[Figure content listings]

————

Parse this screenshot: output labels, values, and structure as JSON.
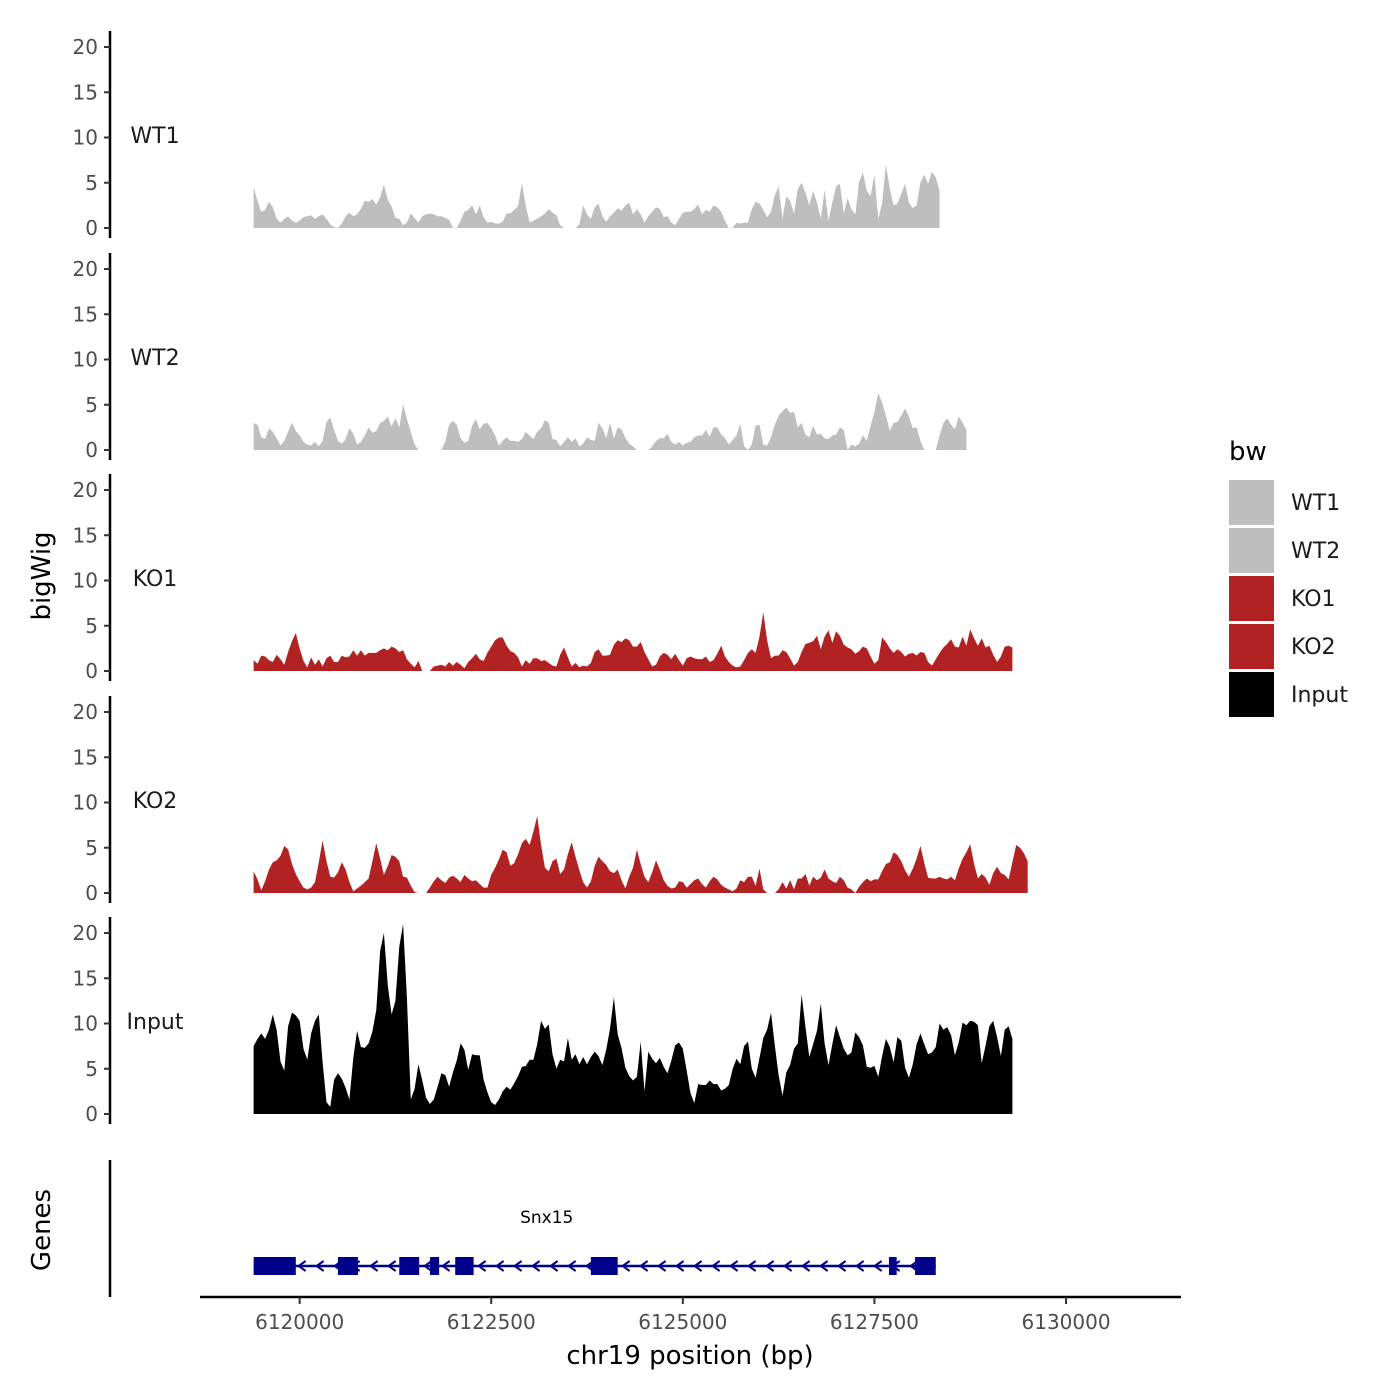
{
  "chart_data": {
    "type": "area",
    "title": "",
    "ylabel": "bigWig",
    "xlabel": "chr19 position (bp)",
    "xlim": [
      6118700,
      6131500
    ],
    "x_ticks": [
      6120000,
      6122500,
      6125000,
      6127500,
      6130000
    ],
    "x_tick_labels": [
      "6120000",
      "6122500",
      "6125000",
      "6127500",
      "6130000"
    ],
    "ylim": [
      0,
      21
    ],
    "y_ticks": [
      0,
      5,
      10,
      15,
      20
    ],
    "y_tick_labels": [
      "0",
      "5",
      "10",
      "15",
      "20"
    ],
    "gene_track_label": "Genes",
    "legend": {
      "title": "bw",
      "entries": [
        {
          "label": "WT1",
          "color": "#bebebe"
        },
        {
          "label": "WT2",
          "color": "#bebebe"
        },
        {
          "label": "KO1",
          "color": "#b22222"
        },
        {
          "label": "KO2",
          "color": "#b22222"
        },
        {
          "label": "Input",
          "color": "#000000"
        }
      ]
    },
    "series": [
      {
        "name": "WT1",
        "color": "#bebebe",
        "x_start": 6119400,
        "step": 50,
        "values": [
          4.5,
          3.0,
          1.8,
          2.0,
          2.9,
          2.3,
          1.0,
          0.6,
          1.0,
          1.3,
          0.8,
          0.6,
          0.8,
          1.2,
          1.3,
          1.4,
          1.0,
          1.3,
          1.5,
          1.0,
          0.4,
          0.1,
          0,
          0.5,
          1.3,
          1.7,
          1.3,
          1.5,
          2.1,
          3.0,
          2.9,
          3.2,
          2.6,
          3.4,
          4.8,
          3.1,
          2.4,
          1.1,
          1.0,
          0.3,
          0.6,
          1.6,
          1.1,
          0.6,
          1.3,
          1.5,
          1.6,
          1.5,
          1.3,
          1.3,
          1.1,
          0.9,
          0,
          0,
          0.8,
          1.8,
          2.0,
          2.5,
          1.5,
          2.5,
          1.2,
          0.6,
          0.7,
          0.5,
          0.5,
          0.7,
          1.6,
          1.6,
          2.0,
          2.4,
          5.0,
          2.5,
          0.6,
          0.8,
          1.0,
          1.3,
          1.6,
          2.1,
          1.7,
          1.4,
          0.3,
          0,
          0,
          0,
          0,
          0.4,
          2.5,
          1.5,
          1.0,
          2.3,
          2.7,
          1.3,
          0.7,
          1.3,
          1.7,
          2.2,
          1.9,
          2.5,
          2.8,
          1.5,
          2.1,
          1.5,
          0.6,
          1.3,
          1.8,
          2.3,
          2.1,
          1.2,
          1.3,
          0.6,
          0.3,
          1.0,
          1.7,
          1.8,
          1.8,
          2.1,
          2.6,
          1.5,
          2.0,
          1.8,
          2.5,
          2.3,
          1.8,
          0.8,
          0,
          0,
          0.6,
          0.5,
          0.6,
          0.6,
          2.1,
          2.9,
          2.7,
          2.0,
          1.2,
          1.8,
          3.6,
          4.6,
          1.0,
          3.5,
          3.0,
          1.6,
          4.3,
          5.0,
          3.9,
          2.5,
          4.1,
          2.8,
          1.0,
          4.2,
          0.8,
          2.8,
          4.6,
          4.9,
          1.6,
          3.3,
          2.1,
          1.5,
          5.1,
          6.1,
          4.1,
          3.5,
          5.9,
          1.0,
          2.7,
          7.0,
          4.3,
          2.5,
          2.7,
          3.8,
          4.9,
          2.8,
          2.2,
          2.5,
          5.0,
          5.9,
          4.9,
          6.2,
          5.6,
          4.0
        ]
      },
      {
        "name": "WT2",
        "color": "#bebebe",
        "x_start": 6119400,
        "step": 50,
        "values": [
          3.0,
          2.8,
          1.4,
          1.2,
          2.4,
          2.0,
          1.3,
          0.5,
          1.0,
          2.0,
          3.0,
          2.1,
          1.6,
          0.9,
          0.6,
          0.5,
          0.9,
          0.4,
          1.0,
          3.1,
          3.6,
          2.2,
          1.0,
          0.7,
          1.2,
          2.4,
          1.8,
          0.6,
          0.9,
          1.6,
          2.5,
          1.9,
          2.1,
          3.0,
          3.2,
          3.7,
          2.6,
          3.5,
          2.5,
          5.1,
          3.4,
          2.0,
          0.6,
          0,
          0,
          0,
          0,
          0,
          0,
          0,
          0.9,
          2.8,
          3.2,
          2.8,
          1.3,
          0.8,
          1.0,
          2.7,
          3.4,
          2.3,
          2.9,
          3.0,
          2.4,
          1.6,
          0.5,
          1.0,
          1.4,
          1.0,
          1.0,
          0.9,
          1.2,
          2.0,
          1.6,
          1.2,
          2.0,
          2.4,
          3.3,
          3.0,
          1.2,
          1.1,
          0.4,
          0.9,
          1.4,
          0.9,
          1.3,
          0.4,
          0.7,
          1.4,
          1.1,
          1.0,
          3.0,
          2.4,
          1.3,
          3.0,
          1.3,
          2.5,
          2.3,
          1.3,
          0.7,
          0.4,
          0,
          0,
          0,
          0,
          0.4,
          1.0,
          1.3,
          1.3,
          1.8,
          0.9,
          0.6,
          0.9,
          0.5,
          0.8,
          0.9,
          1.4,
          1.6,
          1.6,
          2.2,
          1.5,
          2.5,
          2.5,
          1.7,
          1.3,
          0.6,
          1.1,
          1.6,
          2.9,
          0.4,
          0,
          0.6,
          2.7,
          2.8,
          0.6,
          0.5,
          1.4,
          2.8,
          3.8,
          4.3,
          4.7,
          4.1,
          4.2,
          2.5,
          3.0,
          1.7,
          1.4,
          2.7,
          1.7,
          1.8,
          1.3,
          1.2,
          1.6,
          1.7,
          2.5,
          2.2,
          0,
          0.6,
          0.4,
          0.7,
          1.6,
          1.0,
          2.7,
          4.2,
          6.3,
          5.2,
          3.8,
          2.1,
          3.0,
          3.1,
          3.8,
          4.6,
          3.7,
          2.4,
          2.5,
          1.0,
          0,
          0,
          0,
          0,
          1.6,
          3.0,
          3.5,
          2.8,
          2.3,
          3.7,
          3.0,
          2.2
        ]
      },
      {
        "name": "KO1",
        "color": "#b22222",
        "x_start": 6119400,
        "step": 50,
        "values": [
          1.2,
          0.8,
          1.7,
          1.6,
          1.2,
          1.0,
          1.8,
          1.3,
          0.7,
          2.1,
          3.3,
          4.2,
          2.5,
          1.1,
          0.4,
          1.5,
          0.7,
          1.3,
          0.5,
          1.4,
          1.7,
          1.0,
          1.0,
          1.7,
          1.5,
          1.6,
          2.3,
          1.7,
          2.3,
          1.7,
          2.0,
          2.0,
          2.0,
          2.3,
          2.5,
          2.3,
          2.7,
          2.5,
          2.1,
          2.3,
          1.3,
          0.8,
          0.4,
          1.1,
          0,
          0,
          0,
          0.5,
          0.6,
          0.7,
          0.5,
          1.0,
          0.6,
          1.0,
          0.7,
          0.3,
          1.0,
          1.4,
          1.9,
          1.3,
          1.1,
          2.0,
          2.7,
          3.4,
          3.7,
          3.7,
          2.8,
          2.2,
          2.0,
          1.5,
          0.5,
          1.2,
          0.8,
          1.4,
          1.4,
          1.1,
          1.2,
          0.9,
          0.6,
          0.5,
          1.8,
          2.6,
          1.5,
          0.5,
          0.9,
          0.4,
          0.6,
          0.5,
          0.9,
          2.1,
          2.4,
          1.7,
          1.7,
          1.8,
          2.9,
          3.4,
          3.2,
          3.6,
          3.4,
          2.7,
          2.7,
          3.2,
          2.1,
          1.3,
          0.5,
          0.7,
          1.6,
          2.0,
          1.8,
          1.3,
          1.9,
          1.2,
          0.6,
          1.4,
          1.6,
          1.4,
          1.3,
          1.3,
          1.6,
          1.0,
          1.2,
          1.9,
          2.8,
          1.6,
          1.0,
          0.6,
          0.4,
          0.5,
          1.2,
          2.0,
          2.4,
          2.0,
          3.8,
          6.5,
          3.4,
          1.4,
          1.7,
          1.7,
          2.3,
          2.1,
          1.4,
          0.6,
          1.0,
          2.1,
          3.0,
          3.1,
          3.3,
          3.9,
          2.4,
          3.8,
          4.5,
          3.1,
          4.4,
          3.9,
          2.9,
          2.6,
          2.4,
          1.9,
          2.2,
          2.7,
          2.5,
          1.6,
          0.8,
          1.2,
          3.7,
          3.2,
          2.5,
          2.0,
          2.4,
          2.1,
          1.6,
          1.9,
          2.0,
          1.7,
          2.1,
          2.0,
          1.0,
          0.6,
          1.3,
          2.0,
          2.6,
          3.0,
          3.5,
          2.7,
          2.6,
          3.8,
          2.8,
          4.6,
          3.6,
          2.8,
          3.6,
          2.6,
          2.8,
          1.8,
          1.0,
          1.6,
          2.7,
          2.8,
          2.6
        ]
      },
      {
        "name": "KO2",
        "color": "#b22222",
        "x_start": 6119400,
        "step": 50,
        "values": [
          2.4,
          1.5,
          0.3,
          1.3,
          2.6,
          3.4,
          3.6,
          4.1,
          5.2,
          4.8,
          3.2,
          2.1,
          1.3,
          0.6,
          0.4,
          0.6,
          1.2,
          3.4,
          5.8,
          3.5,
          1.8,
          1.7,
          2.3,
          3.4,
          2.6,
          1.2,
          0.2,
          0.5,
          0.8,
          1.2,
          1.6,
          3.5,
          5.5,
          3.8,
          2.0,
          3.0,
          4.2,
          4.0,
          3.5,
          1.8,
          1.7,
          0.8,
          0.1,
          0,
          0,
          0,
          0.6,
          1.3,
          1.8,
          1.4,
          1.1,
          1.7,
          1.9,
          1.6,
          1.2,
          2.0,
          1.6,
          1.3,
          1.4,
          1.0,
          0.6,
          0.6,
          2.0,
          2.8,
          3.7,
          4.8,
          4.5,
          3.0,
          3.3,
          4.3,
          5.5,
          6.0,
          5.3,
          6.8,
          8.5,
          5.3,
          2.8,
          2.4,
          3.5,
          3.8,
          2.1,
          2.6,
          4.3,
          5.6,
          4.0,
          2.5,
          1.2,
          0.6,
          1.3,
          3.0,
          4.0,
          3.5,
          3.1,
          2.4,
          2.2,
          2.6,
          1.4,
          0.5,
          1.8,
          2.8,
          4.8,
          3.2,
          1.8,
          1.2,
          2.3,
          3.6,
          2.6,
          1.4,
          0.8,
          0.5,
          0.6,
          1.3,
          1.2,
          0.6,
          1.0,
          1.4,
          1.6,
          1.0,
          0.6,
          1.3,
          1.8,
          1.5,
          0.9,
          0.6,
          0.4,
          0.2,
          0.5,
          1.4,
          1.2,
          1.8,
          1.8,
          0.8,
          2.7,
          0.4,
          0,
          0,
          0,
          0.4,
          1.2,
          0.5,
          1.4,
          0.4,
          1.6,
          1.6,
          2.1,
          0.8,
          1.8,
          1.4,
          1.7,
          2.6,
          1.6,
          1.3,
          1.1,
          1.8,
          1.4,
          0.6,
          0.4,
          0,
          0.7,
          1.2,
          1.6,
          1.3,
          1.5,
          1.5,
          2.4,
          3.2,
          3.4,
          4.5,
          4.2,
          3.5,
          2.5,
          1.8,
          2.7,
          3.8,
          5.2,
          3.3,
          1.7,
          1.6,
          1.6,
          1.8,
          1.6,
          1.5,
          1.8,
          1.4,
          2.7,
          3.8,
          4.5,
          5.4,
          3.2,
          1.6,
          2.1,
          1.7,
          0.9,
          2.2,
          2.9,
          2.2,
          2.0,
          1.5,
          3.4,
          5.3,
          5.0,
          4.4,
          3.5
        ]
      },
      {
        "name": "Input",
        "color": "#000000",
        "x_start": 6119400,
        "step": 50,
        "values": [
          7.5,
          8.3,
          8.9,
          8.3,
          9.3,
          11.0,
          9.3,
          5.8,
          4.8,
          9.7,
          11.2,
          10.9,
          10.3,
          7.2,
          6.0,
          8.9,
          10.3,
          11.0,
          5.7,
          1.3,
          0.8,
          3.8,
          4.5,
          3.9,
          2.9,
          1.6,
          6.2,
          9.2,
          7.4,
          7.3,
          7.8,
          9.1,
          11.5,
          18.0,
          20.0,
          14.2,
          11.0,
          12.5,
          18.5,
          21.0,
          12.9,
          1.6,
          2.8,
          5.5,
          3.7,
          1.8,
          1.1,
          1.6,
          3.0,
          4.5,
          4.3,
          3.0,
          4.6,
          5.9,
          7.8,
          7.1,
          4.9,
          6.6,
          6.5,
          6.5,
          3.8,
          2.4,
          1.3,
          1.0,
          1.6,
          2.5,
          3.0,
          2.7,
          3.4,
          4.2,
          5.2,
          5.3,
          6.0,
          6.0,
          7.7,
          10.3,
          9.4,
          9.9,
          6.6,
          5.0,
          6.0,
          5.8,
          8.4,
          6.0,
          6.6,
          5.5,
          6.3,
          5.5,
          6.3,
          6.9,
          6.4,
          5.4,
          7.1,
          9.4,
          12.9,
          8.8,
          7.3,
          5.1,
          4.2,
          3.7,
          4.1,
          8.0,
          2.5,
          6.9,
          6.1,
          5.6,
          6.2,
          5.2,
          4.5,
          5.9,
          7.6,
          7.9,
          7.2,
          4.8,
          2.3,
          1.2,
          3.3,
          3.2,
          3.2,
          3.7,
          3.3,
          3.3,
          2.6,
          2.8,
          3.2,
          5.0,
          6.1,
          5.5,
          7.5,
          8.0,
          5.0,
          4.0,
          6.2,
          8.4,
          9.3,
          11.2,
          7.6,
          4.3,
          2.0,
          4.6,
          5.4,
          7.2,
          7.8,
          13.2,
          9.6,
          6.3,
          7.7,
          9.2,
          12.2,
          7.8,
          5.4,
          7.7,
          9.8,
          8.5,
          7.2,
          6.5,
          6.8,
          9.0,
          8.5,
          7.6,
          5.2,
          5.1,
          5.3,
          4.1,
          6.4,
          8.3,
          7.4,
          5.7,
          8.5,
          8.1,
          5.1,
          4.0,
          5.5,
          7.7,
          8.9,
          7.7,
          6.6,
          6.8,
          7.4,
          10.0,
          9.3,
          9.6,
          8.7,
          6.5,
          7.9,
          10.1,
          9.8,
          10.3,
          10.2,
          9.8,
          5.6,
          7.6,
          9.7,
          10.3,
          8.5,
          6.4,
          9.3,
          9.7,
          8.3
        ]
      }
    ],
    "gene": {
      "name": "Snx15",
      "strand": "-",
      "color": "#00008b",
      "start": 6119400,
      "end": 6128300,
      "exons": [
        [
          6119400,
          6119950
        ],
        [
          6120500,
          6120760
        ],
        [
          6121300,
          6121560
        ],
        [
          6121700,
          6121820
        ],
        [
          6122030,
          6122270
        ],
        [
          6123800,
          6124150
        ],
        [
          6127690,
          6127790
        ],
        [
          6128030,
          6128300
        ]
      ]
    }
  }
}
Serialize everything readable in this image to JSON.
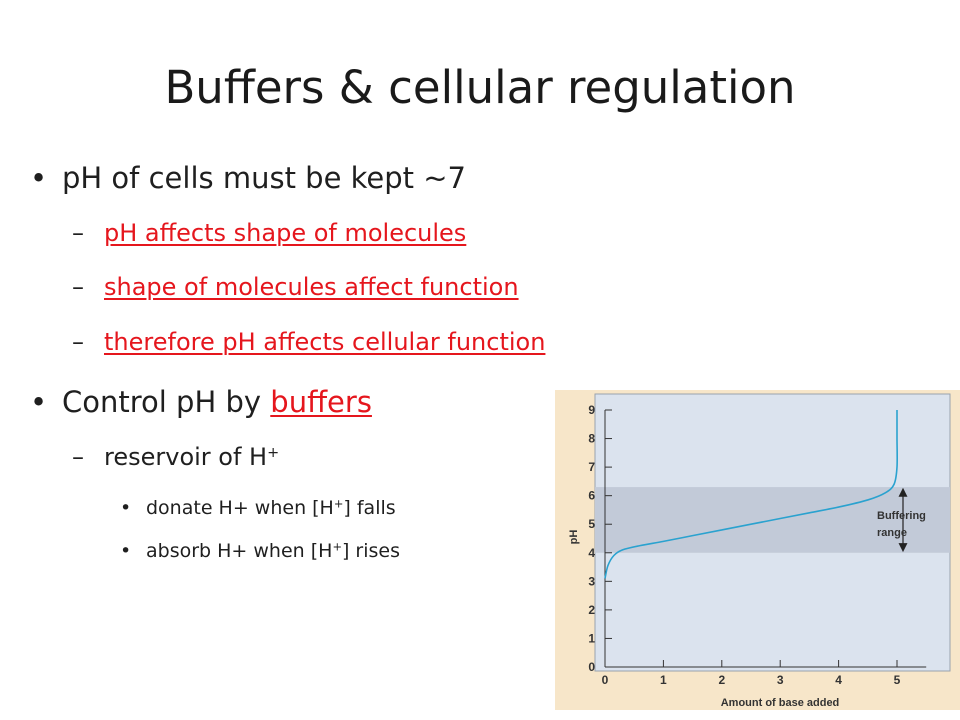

————

Assignment: Using the string "this" as the search term, count the lines of the data above that hold it and report that number alone.

Answer below: 2